- PROBLEM REQUIREMENTS
Copy down all of the data underneath, exactly as shown.

Items listed in a dataset:
#####

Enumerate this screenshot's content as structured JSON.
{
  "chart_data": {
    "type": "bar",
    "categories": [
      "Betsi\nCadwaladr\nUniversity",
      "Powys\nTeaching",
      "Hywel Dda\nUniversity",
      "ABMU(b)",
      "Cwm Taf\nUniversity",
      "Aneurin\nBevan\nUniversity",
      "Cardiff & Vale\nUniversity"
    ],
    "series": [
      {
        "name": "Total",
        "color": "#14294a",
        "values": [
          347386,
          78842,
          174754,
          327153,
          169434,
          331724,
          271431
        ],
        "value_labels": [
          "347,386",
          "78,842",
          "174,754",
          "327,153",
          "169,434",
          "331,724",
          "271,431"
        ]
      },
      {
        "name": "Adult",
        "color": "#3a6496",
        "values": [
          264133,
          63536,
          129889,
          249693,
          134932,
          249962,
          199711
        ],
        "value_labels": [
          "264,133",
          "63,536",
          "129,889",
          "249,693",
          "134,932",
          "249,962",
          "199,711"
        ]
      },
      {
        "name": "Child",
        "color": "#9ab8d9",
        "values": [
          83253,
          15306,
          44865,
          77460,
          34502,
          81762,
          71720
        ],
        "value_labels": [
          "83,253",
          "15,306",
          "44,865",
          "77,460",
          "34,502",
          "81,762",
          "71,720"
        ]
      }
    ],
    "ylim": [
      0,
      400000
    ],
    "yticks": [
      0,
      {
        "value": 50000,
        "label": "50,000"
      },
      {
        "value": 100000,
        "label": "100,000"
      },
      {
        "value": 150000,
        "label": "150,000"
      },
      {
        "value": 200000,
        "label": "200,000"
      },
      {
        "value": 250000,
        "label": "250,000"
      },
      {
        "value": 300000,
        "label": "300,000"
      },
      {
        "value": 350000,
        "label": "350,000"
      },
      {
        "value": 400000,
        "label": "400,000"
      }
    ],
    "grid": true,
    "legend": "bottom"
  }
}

#####

- COMPLETE OUTPUT
Enumerate this screenshot's content as structured JSON.
{
  "chart_data": {
    "type": "bar",
    "categories": [
      "Betsi\nCadwaladr\nUniversity",
      "Powys\nTeaching",
      "Hywel Dda\nUniversity",
      "ABMU(b)",
      "Cwm Taf\nUniversity",
      "Aneurin\nBevan\nUniversity",
      "Cardiff & Vale\nUniversity"
    ],
    "series": [
      {
        "name": "Total",
        "color": "#14294a",
        "values": [
          347386,
          78842,
          174754,
          327153,
          169434,
          331724,
          271431
        ],
        "value_labels": [
          "347,386",
          "78,842",
          "174,754",
          "327,153",
          "169,434",
          "331,724",
          "271,431"
        ]
      },
      {
        "name": "Adult",
        "color": "#3a6496",
        "values": [
          264133,
          63536,
          129889,
          249693,
          134932,
          249962,
          199711
        ],
        "value_labels": [
          "264,133",
          "63,536",
          "129,889",
          "249,693",
          "134,932",
          "249,962",
          "199,711"
        ]
      },
      {
        "name": "Child",
        "color": "#9ab8d9",
        "values": [
          83253,
          15306,
          44865,
          77460,
          34502,
          81762,
          71720
        ],
        "value_labels": [
          "83,253",
          "15,306",
          "44,865",
          "77,460",
          "34,502",
          "81,762",
          "71,720"
        ]
      }
    ],
    "ylim": [
      0,
      400000
    ],
    "yticks": [
      0,
      {
        "value": 50000,
        "label": "50,000"
      },
      {
        "value": 100000,
        "label": "100,000"
      },
      {
        "value": 150000,
        "label": "150,000"
      },
      {
        "value": 200000,
        "label": "200,000"
      },
      {
        "value": 250000,
        "label": "250,000"
      },
      {
        "value": 300000,
        "label": "300,000"
      },
      {
        "value": 350000,
        "label": "350,000"
      },
      {
        "value": 400000,
        "label": "400,000"
      }
    ],
    "grid": true,
    "legend": "bottom"
  }
}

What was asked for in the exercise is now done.